Chart and figure data
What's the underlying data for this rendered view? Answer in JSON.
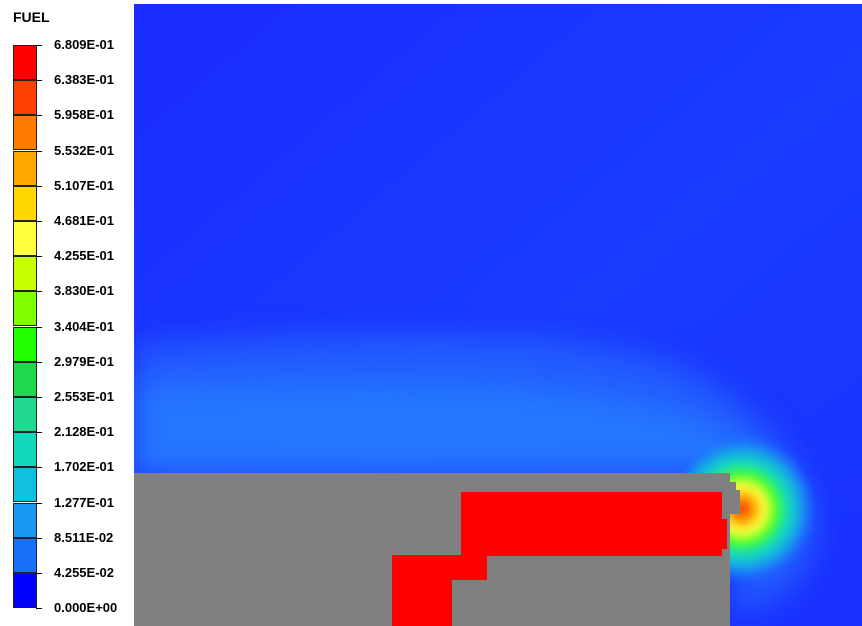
{
  "legend": {
    "title": "FUEL",
    "entries": [
      {
        "label": "6.809E-01",
        "color": "#ff0000"
      },
      {
        "label": "6.383E-01",
        "color": "#ff4000"
      },
      {
        "label": "5.958E-01",
        "color": "#ff7a00"
      },
      {
        "label": "5.532E-01",
        "color": "#ffa800"
      },
      {
        "label": "5.107E-01",
        "color": "#ffd800"
      },
      {
        "label": "4.681E-01",
        "color": "#ffff40"
      },
      {
        "label": "4.255E-01",
        "color": "#c8ff00"
      },
      {
        "label": "3.830E-01",
        "color": "#80ff00"
      },
      {
        "label": "3.404E-01",
        "color": "#20ff00"
      },
      {
        "label": "2.979E-01",
        "color": "#20d850"
      },
      {
        "label": "2.553E-01",
        "color": "#20d890"
      },
      {
        "label": "2.128E-01",
        "color": "#10d8b8"
      },
      {
        "label": "1.702E-01",
        "color": "#10c0e0"
      },
      {
        "label": "1.277E-01",
        "color": "#1898f0"
      },
      {
        "label": "8.511E-02",
        "color": "#1870f8"
      },
      {
        "label": "4.255E-02",
        "color": "#2030ff"
      },
      {
        "label": "0.000E+00",
        "color": "#0000ff"
      }
    ]
  },
  "colors": {
    "background_field": "#1a2cff",
    "solid_body": "#808080",
    "fuel_core": "#ff0000"
  }
}
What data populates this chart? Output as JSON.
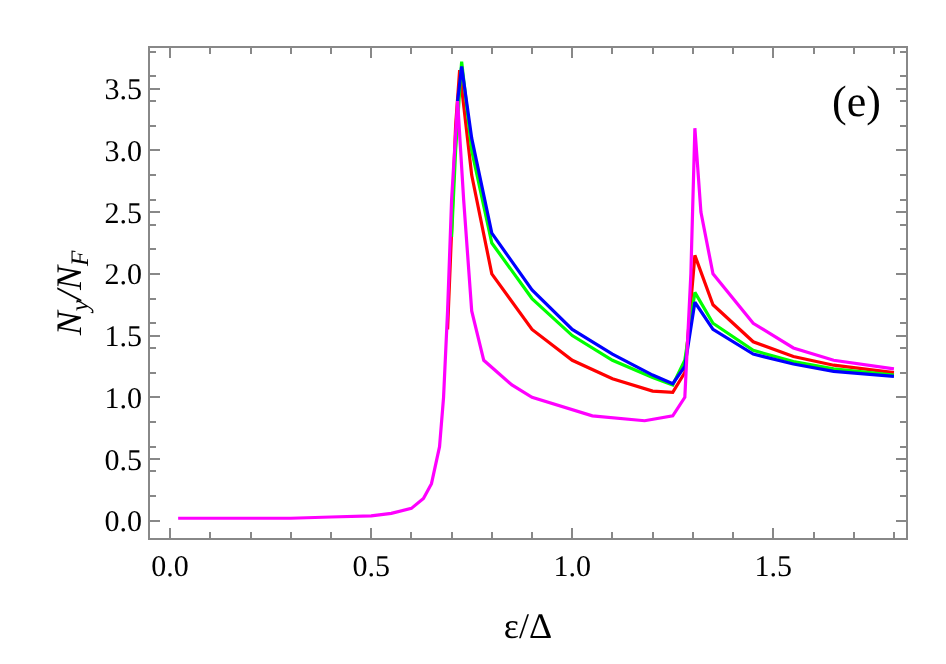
{
  "chart_data": {
    "type": "line",
    "xlabel": "ε/Δ",
    "ylabel": "N$_{y}$/N$_{F}$",
    "annotations": [
      "(e)"
    ],
    "xlim": [
      -0.05,
      1.83
    ],
    "ylim": [
      -0.14,
      3.83
    ],
    "xticks": [
      {
        "value": 0,
        "label": "0.0"
      },
      {
        "value": 0.5,
        "label": "0.5"
      },
      {
        "value": 1,
        "label": "1.0"
      },
      {
        "value": 1.5,
        "label": "1.5"
      }
    ],
    "yticks": [
      {
        "value": 0,
        "label": "0.0"
      },
      {
        "value": 0.5,
        "label": "0.5"
      },
      {
        "value": 1,
        "label": "1.0"
      },
      {
        "value": 1.5,
        "label": "1.5"
      },
      {
        "value": 2,
        "label": "2.0"
      },
      {
        "value": 2.5,
        "label": "2.5"
      },
      {
        "value": 3,
        "label": "3.0"
      },
      {
        "value": 3.5,
        "label": "3.5"
      }
    ],
    "legend": false,
    "marker": "none",
    "line_style": "solid",
    "series": [
      {
        "color": "#ff0000",
        "x": [
          0.69,
          0.7,
          0.71,
          0.72,
          0.75,
          0.8,
          0.9,
          1.0,
          1.1,
          1.2,
          1.25,
          1.28,
          1.305,
          1.35,
          1.45,
          1.55,
          1.65,
          1.8
        ],
        "values": [
          1.55,
          2.35,
          3.2,
          3.65,
          2.8,
          2.0,
          1.55,
          1.3,
          1.15,
          1.05,
          1.04,
          1.2,
          2.15,
          1.75,
          1.45,
          1.33,
          1.26,
          1.2
        ]
      },
      {
        "color": "#00ff00",
        "x": [
          0.7,
          0.71,
          0.725,
          0.75,
          0.8,
          0.9,
          1.0,
          1.1,
          1.2,
          1.25,
          1.28,
          1.305,
          1.35,
          1.45,
          1.55,
          1.65,
          1.8
        ],
        "values": [
          2.3,
          3.0,
          3.72,
          3.0,
          2.25,
          1.8,
          1.5,
          1.3,
          1.16,
          1.1,
          1.3,
          1.85,
          1.6,
          1.38,
          1.29,
          1.23,
          1.18
        ]
      },
      {
        "color": "#0000ff",
        "x": [
          0.715,
          0.725,
          0.75,
          0.8,
          0.9,
          1.0,
          1.1,
          1.2,
          1.25,
          1.28,
          1.305,
          1.35,
          1.45,
          1.55,
          1.65,
          1.8
        ],
        "values": [
          3.4,
          3.68,
          3.1,
          2.33,
          1.87,
          1.55,
          1.35,
          1.18,
          1.11,
          1.25,
          1.77,
          1.55,
          1.35,
          1.27,
          1.21,
          1.17
        ]
      },
      {
        "color": "#ff00ff",
        "x": [
          0.02,
          0.1,
          0.2,
          0.3,
          0.4,
          0.5,
          0.55,
          0.6,
          0.63,
          0.65,
          0.67,
          0.68,
          0.69,
          0.7,
          0.715,
          0.73,
          0.75,
          0.78,
          0.85,
          0.9,
          1.05,
          1.18,
          1.25,
          1.28,
          1.295,
          1.305,
          1.32,
          1.35,
          1.45,
          1.55,
          1.65,
          1.8
        ],
        "values": [
          0.02,
          0.02,
          0.02,
          0.02,
          0.03,
          0.04,
          0.06,
          0.1,
          0.18,
          0.3,
          0.6,
          1.0,
          1.7,
          2.6,
          3.4,
          2.6,
          1.7,
          1.3,
          1.1,
          1.0,
          0.85,
          0.81,
          0.85,
          1.0,
          2.0,
          3.18,
          2.5,
          2.0,
          1.6,
          1.4,
          1.3,
          1.23
        ]
      }
    ]
  }
}
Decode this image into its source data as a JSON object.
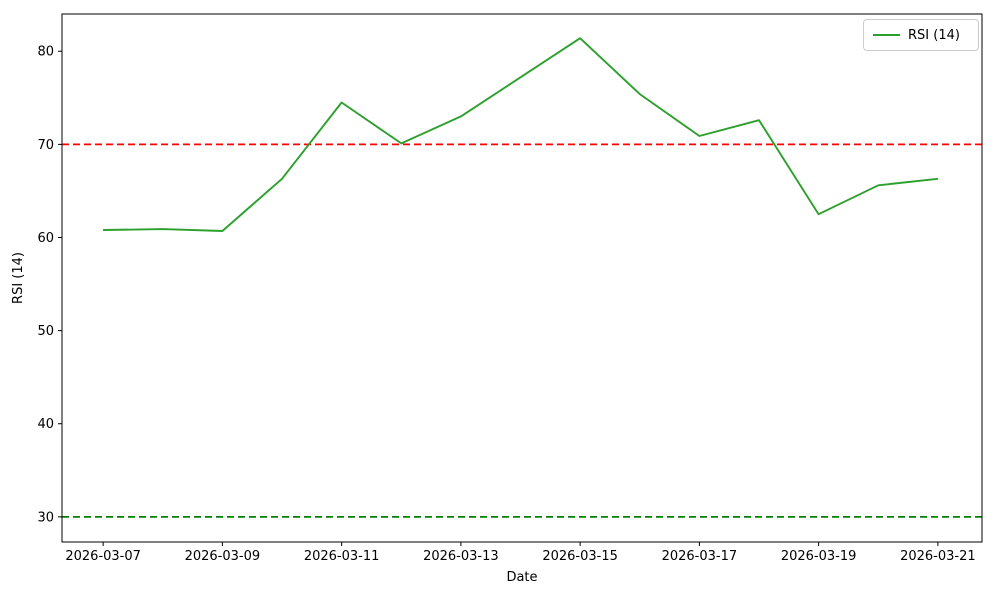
{
  "figure": {
    "background": "#ffffff"
  },
  "chart_data": {
    "type": "line",
    "title": "",
    "xlabel": "Date",
    "ylabel": "RSI (14)",
    "x": [
      "2026-03-07",
      "2026-03-08",
      "2026-03-09",
      "2026-03-10",
      "2026-03-11",
      "2026-03-12",
      "2026-03-13",
      "2026-03-14",
      "2026-03-15",
      "2026-03-16",
      "2026-03-17",
      "2026-03-18",
      "2026-03-19",
      "2026-03-20",
      "2026-03-21"
    ],
    "series": [
      {
        "name": "RSI (14)",
        "color": "#2ca02c",
        "style": "solid",
        "line_width": 1.9,
        "values": [
          60.8,
          60.9,
          60.7,
          66.3,
          74.5,
          70.1,
          73.0,
          77.2,
          81.4,
          75.4,
          70.9,
          72.6,
          62.5,
          65.6,
          66.3
        ]
      }
    ],
    "reference_lines": [
      {
        "name": "overbought-level",
        "value": 70,
        "color": "#ff0000",
        "style": "dashed",
        "line_width": 1.8
      },
      {
        "name": "oversold-level",
        "value": 30,
        "color": "#008000",
        "style": "dashed",
        "line_width": 1.8
      }
    ],
    "xticks": [
      "2026-03-07",
      "2026-03-09",
      "2026-03-11",
      "2026-03-13",
      "2026-03-15",
      "2026-03-17",
      "2026-03-19",
      "2026-03-21"
    ],
    "yticks": [
      30,
      40,
      50,
      60,
      70,
      80
    ],
    "ylim": [
      27.3,
      84.0
    ],
    "xlim_index": [
      -0.69,
      14.74
    ],
    "grid": false,
    "legend_position": "upper right",
    "axis_color": "#000000"
  }
}
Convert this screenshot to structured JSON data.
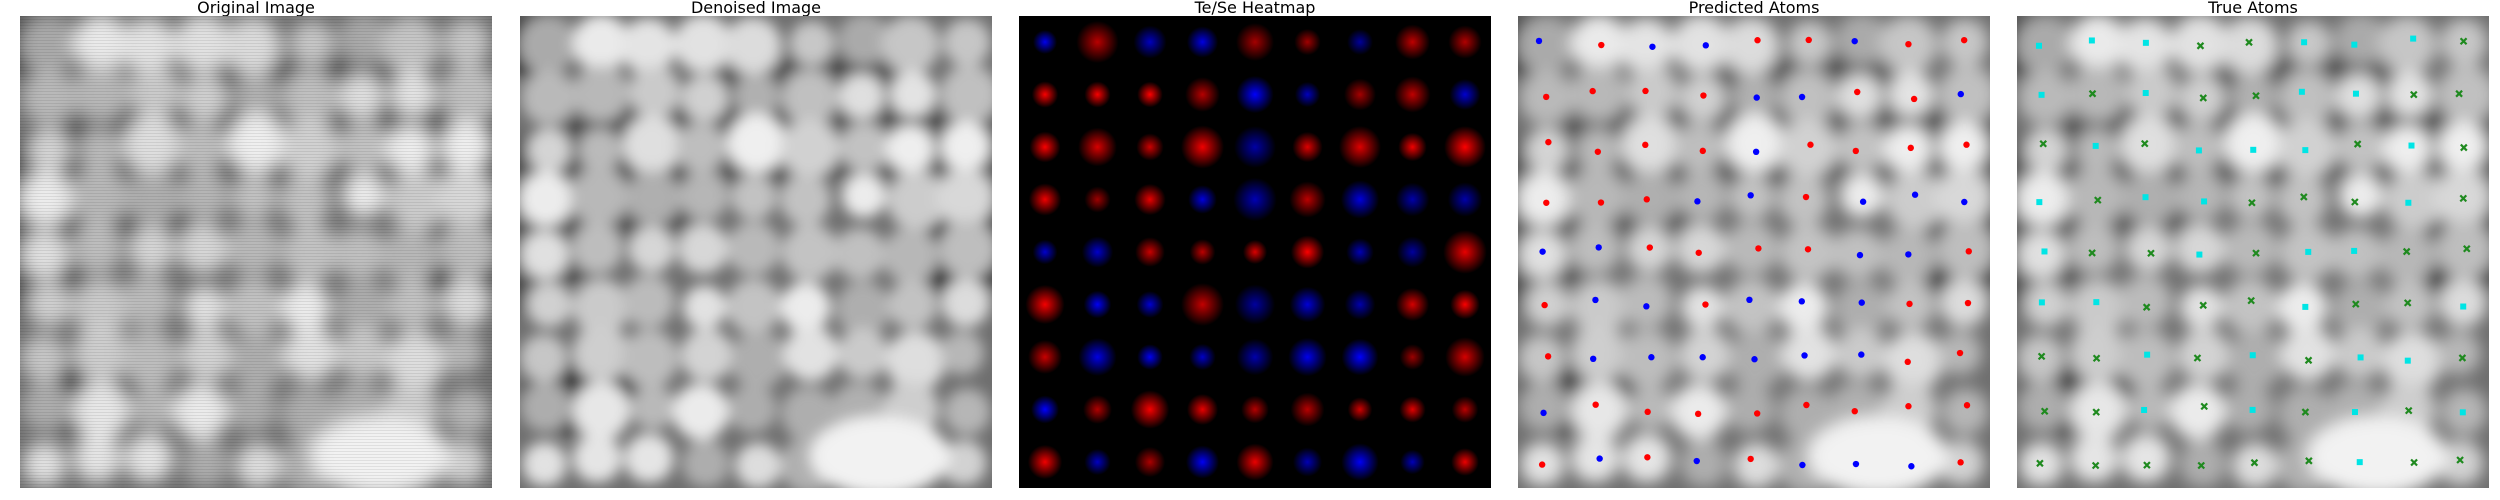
{
  "panels": [
    {
      "id": "original",
      "title": "Original Image"
    },
    {
      "id": "denoised",
      "title": "Denoised Image"
    },
    {
      "id": "heatmap",
      "title": "Te/Se Heatmap"
    },
    {
      "id": "predicted",
      "title": "Predicted Atoms"
    },
    {
      "id": "true",
      "title": "True Atoms"
    }
  ],
  "colors": {
    "te": "#ff0000",
    "se": "#0000ff",
    "true_a": "#00e5e5",
    "true_b": "#1f8a1f",
    "heatmap_bg": "#000000"
  },
  "icons": {
    "predicted_marker": "dot",
    "true_marker_a": "square",
    "true_marker_b": "cross"
  }
}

Requirement> Copy all of the entries verbatim, leaving out any pictures they contain.

Answer to this task>
What's the underlying data for this rendered view? Answer in JSON.
{
  "legend": {
    "title": "FUEL",
    "entries": [
      {
        "label": "6.809E-01",
        "color": "#ff0000"
      },
      {
        "label": "6.383E-01",
        "color": "#ff4000"
      },
      {
        "label": "5.958E-01",
        "color": "#ff7a00"
      },
      {
        "label": "5.532E-01",
        "color": "#ffa800"
      },
      {
        "label": "5.107E-01",
        "color": "#ffd800"
      },
      {
        "label": "4.681E-01",
        "color": "#ffff40"
      },
      {
        "label": "4.255E-01",
        "color": "#c8ff00"
      },
      {
        "label": "3.830E-01",
        "color": "#80ff00"
      },
      {
        "label": "3.404E-01",
        "color": "#20ff00"
      },
      {
        "label": "2.979E-01",
        "color": "#20d850"
      },
      {
        "label": "2.553E-01",
        "color": "#20d890"
      },
      {
        "label": "2.128E-01",
        "color": "#10d8b8"
      },
      {
        "label": "1.702E-01",
        "color": "#10c0e0"
      },
      {
        "label": "1.277E-01",
        "color": "#1898f0"
      },
      {
        "label": "8.511E-02",
        "color": "#1870f8"
      },
      {
        "label": "4.255E-02",
        "color": "#2030ff"
      },
      {
        "label": "0.000E+00",
        "color": "#0000ff"
      }
    ]
  },
  "colors": {
    "background_field": "#1a2cff",
    "solid_body": "#808080",
    "fuel_core": "#ff0000"
  }
}
What data populates this chart? Output as JSON.
{
  "chart_data": {
    "type": "line",
    "xlabel": "ε/Δ",
    "ylabel": "N$_{y}$/N$_{F}$",
    "annotations": [
      "(e)"
    ],
    "xlim": [
      -0.05,
      1.83
    ],
    "ylim": [
      -0.14,
      3.83
    ],
    "xticks": [
      {
        "value": 0,
        "label": "0.0"
      },
      {
        "value": 0.5,
        "label": "0.5"
      },
      {
        "value": 1,
        "label": "1.0"
      },
      {
        "value": 1.5,
        "label": "1.5"
      }
    ],
    "yticks": [
      {
        "value": 0,
        "label": "0.0"
      },
      {
        "value": 0.5,
        "label": "0.5"
      },
      {
        "value": 1,
        "label": "1.0"
      },
      {
        "value": 1.5,
        "label": "1.5"
      },
      {
        "value": 2,
        "label": "2.0"
      },
      {
        "value": 2.5,
        "label": "2.5"
      },
      {
        "value": 3,
        "label": "3.0"
      },
      {
        "value": 3.5,
        "label": "3.5"
      }
    ],
    "legend": false,
    "marker": "none",
    "line_style": "solid",
    "series": [
      {
        "color": "#ff0000",
        "x": [
          0.69,
          0.7,
          0.71,
          0.72,
          0.75,
          0.8,
          0.9,
          1.0,
          1.1,
          1.2,
          1.25,
          1.28,
          1.305,
          1.35,
          1.45,
          1.55,
          1.65,
          1.8
        ],
        "values": [
          1.55,
          2.35,
          3.2,
          3.65,
          2.8,
          2.0,
          1.55,
          1.3,
          1.15,
          1.05,
          1.04,
          1.2,
          2.15,
          1.75,
          1.45,
          1.33,
          1.26,
          1.2
        ]
      },
      {
        "color": "#00ff00",
        "x": [
          0.7,
          0.71,
          0.725,
          0.75,
          0.8,
          0.9,
          1.0,
          1.1,
          1.2,
          1.25,
          1.28,
          1.305,
          1.35,
          1.45,
          1.55,
          1.65,
          1.8
        ],
        "values": [
          2.3,
          3.0,
          3.72,
          3.0,
          2.25,
          1.8,
          1.5,
          1.3,
          1.16,
          1.1,
          1.3,
          1.85,
          1.6,
          1.38,
          1.29,
          1.23,
          1.18
        ]
      },
      {
        "color": "#0000ff",
        "x": [
          0.715,
          0.725,
          0.75,
          0.8,
          0.9,
          1.0,
          1.1,
          1.2,
          1.25,
          1.28,
          1.305,
          1.35,
          1.45,
          1.55,
          1.65,
          1.8
        ],
        "values": [
          3.4,
          3.68,
          3.1,
          2.33,
          1.87,
          1.55,
          1.35,
          1.18,
          1.11,
          1.25,
          1.77,
          1.55,
          1.35,
          1.27,
          1.21,
          1.17
        ]
      },
      {
        "color": "#ff00ff",
        "x": [
          0.02,
          0.1,
          0.2,
          0.3,
          0.4,
          0.5,
          0.55,
          0.6,
          0.63,
          0.65,
          0.67,
          0.68,
          0.69,
          0.7,
          0.715,
          0.73,
          0.75,
          0.78,
          0.85,
          0.9,
          1.05,
          1.18,
          1.25,
          1.28,
          1.295,
          1.305,
          1.32,
          1.35,
          1.45,
          1.55,
          1.65,
          1.8
        ],
        "values": [
          0.02,
          0.02,
          0.02,
          0.02,
          0.03,
          0.04,
          0.06,
          0.1,
          0.18,
          0.3,
          0.6,
          1.0,
          1.7,
          2.6,
          3.4,
          2.6,
          1.7,
          1.3,
          1.1,
          1.0,
          0.85,
          0.81,
          0.85,
          1.0,
          2.0,
          3.18,
          2.5,
          2.0,
          1.6,
          1.4,
          1.3,
          1.23
        ]
      }
    ]
  }
}
Decode this image into its source data as a JSON object.
{
  "figure": {
    "background": "#ffffff"
  },
  "chart_data": {
    "type": "line",
    "title": "",
    "xlabel": "Date",
    "ylabel": "RSI (14)",
    "x": [
      "2026-03-07",
      "2026-03-08",
      "2026-03-09",
      "2026-03-10",
      "2026-03-11",
      "2026-03-12",
      "2026-03-13",
      "2026-03-14",
      "2026-03-15",
      "2026-03-16",
      "2026-03-17",
      "2026-03-18",
      "2026-03-19",
      "2026-03-20",
      "2026-03-21"
    ],
    "series": [
      {
        "name": "RSI (14)",
        "color": "#2ca02c",
        "style": "solid",
        "line_width": 1.9,
        "values": [
          60.8,
          60.9,
          60.7,
          66.3,
          74.5,
          70.1,
          73.0,
          77.2,
          81.4,
          75.4,
          70.9,
          72.6,
          62.5,
          65.6,
          66.3
        ]
      }
    ],
    "reference_lines": [
      {
        "name": "overbought-level",
        "value": 70,
        "color": "#ff0000",
        "style": "dashed",
        "line_width": 1.8
      },
      {
        "name": "oversold-level",
        "value": 30,
        "color": "#008000",
        "style": "dashed",
        "line_width": 1.8
      }
    ],
    "xticks": [
      "2026-03-07",
      "2026-03-09",
      "2026-03-11",
      "2026-03-13",
      "2026-03-15",
      "2026-03-17",
      "2026-03-19",
      "2026-03-21"
    ],
    "yticks": [
      30,
      40,
      50,
      60,
      70,
      80
    ],
    "ylim": [
      27.3,
      84.0
    ],
    "xlim_index": [
      -0.69,
      14.74
    ],
    "grid": false,
    "legend_position": "upper right",
    "axis_color": "#000000"
  }
}
Convert this screenshot to structured JSON data.
{
  "panels": [
    {
      "id": "original",
      "title": "Original Image"
    },
    {
      "id": "denoised",
      "title": "Denoised Image"
    },
    {
      "id": "heatmap",
      "title": "Te/Se Heatmap"
    },
    {
      "id": "predicted",
      "title": "Predicted Atoms"
    },
    {
      "id": "true",
      "title": "True Atoms"
    }
  ],
  "colors": {
    "te": "#ff0000",
    "se": "#0000ff",
    "true_a": "#00e5e5",
    "true_b": "#1f8a1f",
    "heatmap_bg": "#000000"
  },
  "icons": {
    "predicted_marker": "dot",
    "true_marker_a": "square",
    "true_marker_b": "cross"
  }
}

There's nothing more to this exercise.